(Entries with figure data)
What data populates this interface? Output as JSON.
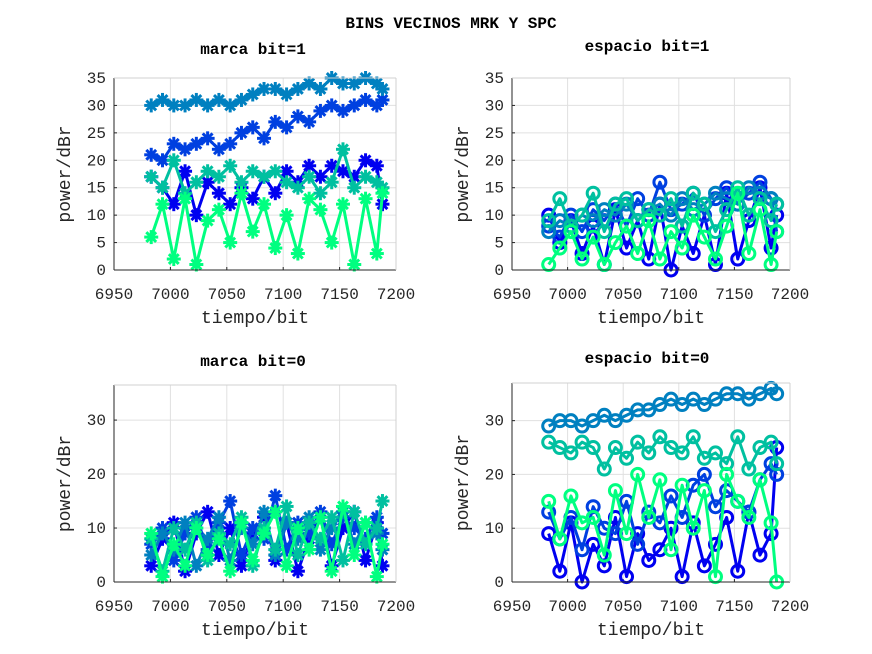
{
  "chart_data": {
    "type": "line",
    "title": "BINS VECINOS MRK Y SPC",
    "x": [
      6983,
      6993,
      7003,
      7013,
      7023,
      7033,
      7043,
      7053,
      7063,
      7073,
      7083,
      7093,
      7103,
      7113,
      7123,
      7133,
      7143,
      7153,
      7163,
      7173,
      7183,
      7188
    ],
    "subplots": [
      {
        "title": "marca bit=1",
        "xlabel": "tiempo/bit",
        "ylabel": "power/dBr",
        "xlim": [
          6950,
          7200
        ],
        "ylim": [
          0,
          35
        ],
        "marker": "asterisk",
        "xticks": [
          "6950",
          "7000",
          "7050",
          "7100",
          "7150",
          "7200"
        ],
        "yticks": [
          "0",
          "5",
          "10",
          "15",
          "20",
          "25",
          "30",
          "35"
        ],
        "grid": true,
        "series": [
          {
            "color": "#0000f0",
            "values": [
              17,
              15,
              12,
              18,
              10,
              16,
              14,
              12,
              15,
              13,
              17,
              14,
              18,
              16,
              19,
              17,
              19,
              18,
              17,
              20,
              19,
              12
            ]
          },
          {
            "color": "#0040e0",
            "values": [
              21,
              20,
              23,
              22,
              23,
              24,
              22,
              23,
              25,
              26,
              24,
              27,
              26,
              28,
              27,
              29,
              30,
              29,
              30,
              31,
              30,
              31
            ]
          },
          {
            "color": "#0080c0",
            "values": [
              30,
              31,
              30,
              30,
              31,
              30,
              31,
              30,
              31,
              32,
              33,
              33,
              32,
              33,
              34,
              33,
              35,
              34,
              34,
              35,
              34,
              33
            ]
          },
          {
            "color": "#00c0a0",
            "values": [
              17,
              15,
              20,
              14,
              16,
              18,
              17,
              19,
              16,
              18,
              17,
              18,
              16,
              15,
              17,
              14,
              16,
              22,
              15,
              17,
              16,
              15
            ]
          },
          {
            "color": "#00ff80",
            "values": [
              6,
              12,
              2,
              13,
              1,
              9,
              11,
              5,
              14,
              7,
              12,
              4,
              10,
              3,
              13,
              11,
              5,
              12,
              1,
              13,
              3,
              14
            ]
          }
        ]
      },
      {
        "title": "espacio bit=1",
        "xlabel": "tiempo/bit",
        "ylabel": "power/dBr",
        "xlim": [
          6950,
          7200
        ],
        "ylim": [
          0,
          35
        ],
        "marker": "circle",
        "xticks": [
          "6950",
          "7000",
          "7050",
          "7100",
          "7150",
          "7200"
        ],
        "yticks": [
          "0",
          "5",
          "10",
          "15",
          "20",
          "25",
          "30",
          "35"
        ],
        "grid": true,
        "series": [
          {
            "color": "#0000f0",
            "values": [
              10,
              5,
              9,
              3,
              8,
              1,
              11,
              4,
              9,
              2,
              12,
              0,
              8,
              3,
              10,
              1,
              14,
              2,
              9,
              15,
              4,
              10
            ]
          },
          {
            "color": "#0040e0",
            "values": [
              8,
              6,
              10,
              7,
              11,
              9,
              12,
              8,
              13,
              10,
              16,
              11,
              12,
              14,
              10,
              13,
              15,
              12,
              14,
              16,
              13,
              7
            ]
          },
          {
            "color": "#0080c0",
            "values": [
              7,
              9,
              8,
              10,
              9,
              11,
              10,
              12,
              9,
              11,
              12,
              10,
              13,
              11,
              12,
              14,
              13,
              12,
              15,
              14,
              13,
              12
            ]
          },
          {
            "color": "#00c0a0",
            "values": [
              9,
              13,
              8,
              10,
              14,
              7,
              12,
              13,
              9,
              11,
              10,
              13,
              8,
              14,
              12,
              7,
              11,
              15,
              10,
              13,
              9,
              12
            ]
          },
          {
            "color": "#00ff80",
            "values": [
              1,
              4,
              7,
              2,
              6,
              1,
              5,
              8,
              3,
              9,
              2,
              7,
              4,
              10,
              6,
              2,
              8,
              14,
              3,
              11,
              1,
              7
            ]
          }
        ]
      },
      {
        "title": "marca bit=0",
        "xlabel": "tiempo/bit",
        "ylabel": "power/dBr",
        "xlim": [
          6950,
          7200
        ],
        "ylim": [
          0,
          36.5
        ],
        "marker": "asterisk",
        "xticks": [
          "6950",
          "7000",
          "7050",
          "7100",
          "7150",
          "7200"
        ],
        "yticks": [
          "0",
          "10",
          "20",
          "30"
        ],
        "grid": true,
        "series": [
          {
            "color": "#0000f0",
            "values": [
              3,
              8,
              11,
              2,
              9,
              13,
              5,
              10,
              3,
              9,
              12,
              4,
              11,
              2,
              8,
              12,
              3,
              10,
              13,
              4,
              11,
              3
            ]
          },
          {
            "color": "#0040e0",
            "values": [
              7,
              10,
              4,
              9,
              12,
              6,
              11,
              15,
              5,
              10,
              8,
              16,
              6,
              11,
              9,
              13,
              7,
              12,
              10,
              8,
              12,
              9
            ]
          },
          {
            "color": "#0080c0",
            "values": [
              5,
              9,
              6,
              11,
              3,
              8,
              12,
              4,
              10,
              7,
              13,
              5,
              11,
              8,
              12,
              6,
              10,
              13,
              7,
              11,
              9,
              6
            ]
          },
          {
            "color": "#00c0a0",
            "values": [
              8,
              2,
              10,
              6,
              11,
              4,
              9,
              7,
              12,
              3,
              10,
              6,
              14,
              5,
              11,
              8,
              12,
              4,
              13,
              7,
              10,
              15
            ]
          },
          {
            "color": "#00ff80",
            "values": [
              9,
              1,
              7,
              3,
              10,
              5,
              8,
              2,
              11,
              4,
              9,
              13,
              3,
              10,
              6,
              12,
              2,
              14,
              5,
              11,
              1,
              7
            ]
          }
        ]
      },
      {
        "title": "espacio bit=0",
        "xlabel": "tiempo/bit",
        "ylabel": "power/dBr",
        "xlim": [
          6950,
          7200
        ],
        "ylim": [
          0,
          37
        ],
        "marker": "circle",
        "xticks": [
          "6950",
          "7000",
          "7050",
          "7100",
          "7150",
          "7200"
        ],
        "yticks": [
          "0",
          "10",
          "20",
          "30"
        ],
        "grid": true,
        "series": [
          {
            "color": "#0000f0",
            "values": [
              9,
              2,
              11,
              0,
              7,
              3,
              12,
              1,
              9,
              4,
              6,
              10,
              1,
              11,
              3,
              7,
              12,
              2,
              13,
              5,
              9,
              25
            ]
          },
          {
            "color": "#0040e0",
            "values": [
              13,
              8,
              12,
              6,
              14,
              10,
              9,
              15,
              7,
              13,
              11,
              16,
              12,
              18,
              20,
              14,
              17,
              15,
              13,
              19,
              22,
              20
            ]
          },
          {
            "color": "#0080c0",
            "values": [
              29,
              30,
              30,
              29,
              30,
              31,
              30,
              31,
              32,
              32,
              33,
              34,
              33,
              34,
              33,
              34,
              35,
              35,
              34,
              35,
              36,
              35
            ]
          },
          {
            "color": "#00c0a0",
            "values": [
              26,
              25,
              24,
              26,
              25,
              21,
              25,
              23,
              26,
              24,
              27,
              25,
              24,
              27,
              23,
              24,
              22,
              27,
              21,
              25,
              26,
              22
            ]
          },
          {
            "color": "#00ff80",
            "values": [
              15,
              8,
              16,
              11,
              12,
              5,
              17,
              9,
              20,
              12,
              19,
              6,
              18,
              10,
              17,
              1,
              20,
              15,
              12,
              19,
              11,
              0
            ]
          }
        ]
      }
    ]
  }
}
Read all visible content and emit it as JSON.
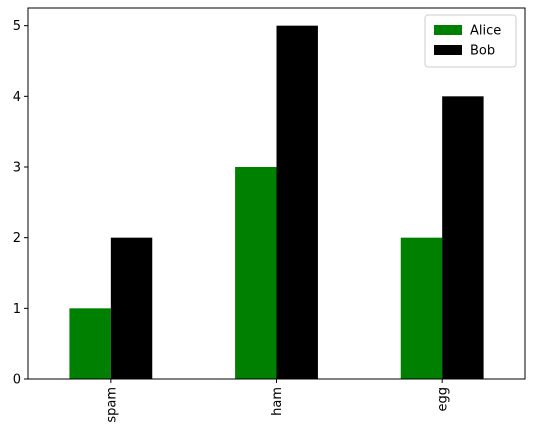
{
  "chart_data": {
    "type": "bar",
    "categories": [
      "spam",
      "ham",
      "egg"
    ],
    "series": [
      {
        "name": "Alice",
        "values": [
          1,
          3,
          2
        ],
        "color": "#008000"
      },
      {
        "name": "Bob",
        "values": [
          2,
          5,
          4
        ],
        "color": "#000000"
      }
    ],
    "title": "",
    "xlabel": "",
    "ylabel": "",
    "ylim": [
      0,
      5.25
    ],
    "yticks": [
      0,
      1,
      2,
      3,
      4,
      5
    ],
    "grid": false,
    "legend_position": "top-right",
    "x_tick_rotation": "vertical"
  }
}
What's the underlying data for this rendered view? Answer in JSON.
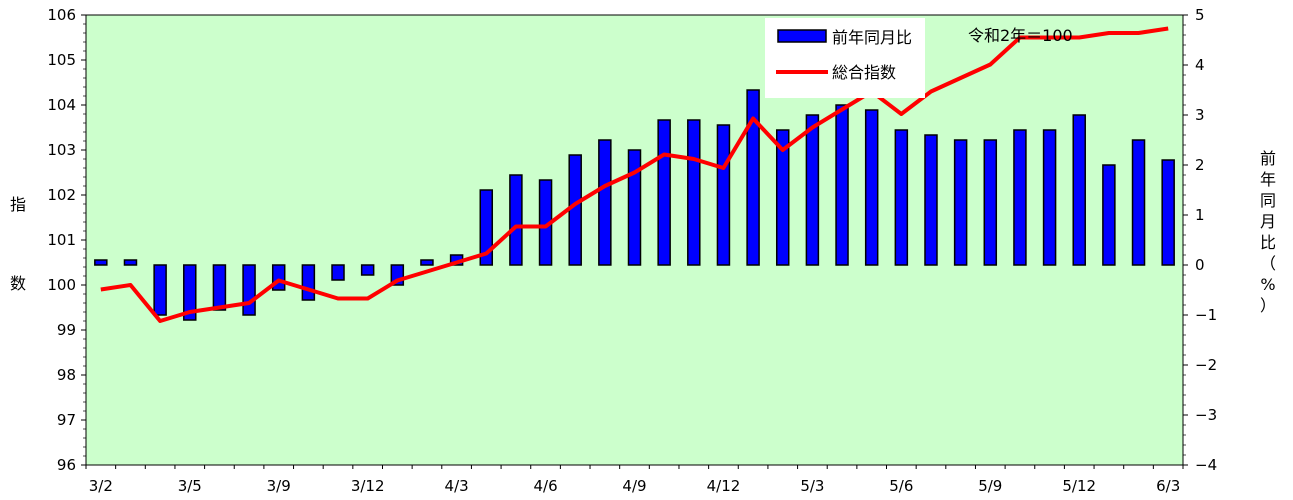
{
  "chart_data": {
    "type": "bar+line",
    "title": "",
    "note": "令和2年＝100",
    "y_left_label_chars": [
      "指",
      "数"
    ],
    "y_right_label_chars": [
      "前",
      "年",
      "同",
      "月",
      "比",
      "（",
      "%",
      "）"
    ],
    "y_left_lim": [
      96,
      106
    ],
    "y_left_ticks": [
      "96",
      "97",
      "98",
      "99",
      "100",
      "101",
      "102",
      "103",
      "104",
      "105",
      "106"
    ],
    "y_right_lim": [
      -4,
      5
    ],
    "y_right_ticks": [
      "−4",
      "−3",
      "−2",
      "−1",
      "0",
      "1",
      "2",
      "3",
      "4",
      "5"
    ],
    "x_tick_labels": [
      "3/2",
      "3/5",
      "3/9",
      "3/12",
      "4/3",
      "4/6",
      "4/9",
      "4/12",
      "5/3",
      "5/6",
      "5/9",
      "5/12",
      "6/3"
    ],
    "x_tick_every": 3,
    "grid": false,
    "legend_position": "top-right",
    "series": [
      {
        "name": "前年同月比",
        "kind": "bar",
        "axis": "right",
        "color": "#0000ff",
        "values": [
          0.1,
          0.1,
          -1.0,
          -1.1,
          -0.9,
          -1.0,
          -0.5,
          -0.7,
          -0.3,
          -0.2,
          -0.4,
          0.1,
          0.2,
          1.5,
          1.8,
          1.7,
          2.2,
          2.5,
          2.3,
          2.9,
          2.9,
          2.8,
          3.5,
          2.7,
          3.0,
          3.2,
          3.1,
          2.7,
          2.6,
          2.5,
          2.5,
          2.7,
          2.7,
          3.0,
          2.0,
          2.5,
          2.1
        ]
      },
      {
        "name": "総合指数",
        "kind": "line",
        "axis": "left",
        "color": "#ff0000",
        "values": [
          99.9,
          100.0,
          99.2,
          99.4,
          99.5,
          99.6,
          100.1,
          99.9,
          99.7,
          99.7,
          100.1,
          100.3,
          100.5,
          100.7,
          101.3,
          101.3,
          101.8,
          102.2,
          102.5,
          102.9,
          102.8,
          102.6,
          103.7,
          103.0,
          103.5,
          103.9,
          104.3,
          103.8,
          104.3,
          104.6,
          104.9,
          105.5,
          105.5,
          105.5,
          105.6,
          105.6,
          105.7
        ]
      }
    ]
  }
}
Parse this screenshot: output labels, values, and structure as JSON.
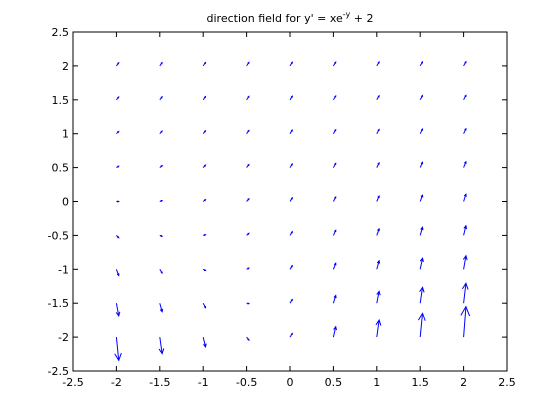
{
  "chart_data": {
    "type": "quiver",
    "title_main": "direction field for y' = xe",
    "title_sup": "-y",
    "title_tail": " + 2",
    "xlim": [
      -2.5,
      2.5
    ],
    "ylim": [
      -2.5,
      2.5
    ],
    "x_ticks": [
      "-2.5",
      "-2",
      "-1.5",
      "-1",
      "-0.5",
      "0",
      "0.5",
      "1",
      "1.5",
      "2",
      "2.5"
    ],
    "y_ticks": [
      "2.5",
      "2",
      "1.5",
      "1",
      "0.5",
      "0",
      "-0.5",
      "-1",
      "-1.5",
      "-2",
      "-2.5"
    ],
    "grid": false,
    "arrow_color": "#0000ff",
    "x": [
      -2,
      -1.5,
      -1,
      -0.5,
      0,
      0.5,
      1,
      1.5,
      2
    ],
    "y": [
      -2,
      -1.5,
      -1,
      -0.5,
      0,
      0.5,
      1,
      1.5,
      2
    ],
    "equation": "dy/dx = x*exp(-y) + 2"
  }
}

[Task objective]:
Copy the final stretch of lines, starting at the one that holds "Parse this screenshot: output" and ending at the last line of the data, exactly; omit pictures.

[Exercise response]:
Parse this screenshot: output labels, values, and structure as JSON.
{
  "chart_data": {
    "type": "quiver",
    "title_main": "direction field for y' = xe",
    "title_sup": "-y",
    "title_tail": " + 2",
    "xlim": [
      -2.5,
      2.5
    ],
    "ylim": [
      -2.5,
      2.5
    ],
    "x_ticks": [
      "-2.5",
      "-2",
      "-1.5",
      "-1",
      "-0.5",
      "0",
      "0.5",
      "1",
      "1.5",
      "2",
      "2.5"
    ],
    "y_ticks": [
      "2.5",
      "2",
      "1.5",
      "1",
      "0.5",
      "0",
      "-0.5",
      "-1",
      "-1.5",
      "-2",
      "-2.5"
    ],
    "grid": false,
    "arrow_color": "#0000ff",
    "x": [
      -2,
      -1.5,
      -1,
      -0.5,
      0,
      0.5,
      1,
      1.5,
      2
    ],
    "y": [
      -2,
      -1.5,
      -1,
      -0.5,
      0,
      0.5,
      1,
      1.5,
      2
    ],
    "equation": "dy/dx = x*exp(-y) + 2"
  }
}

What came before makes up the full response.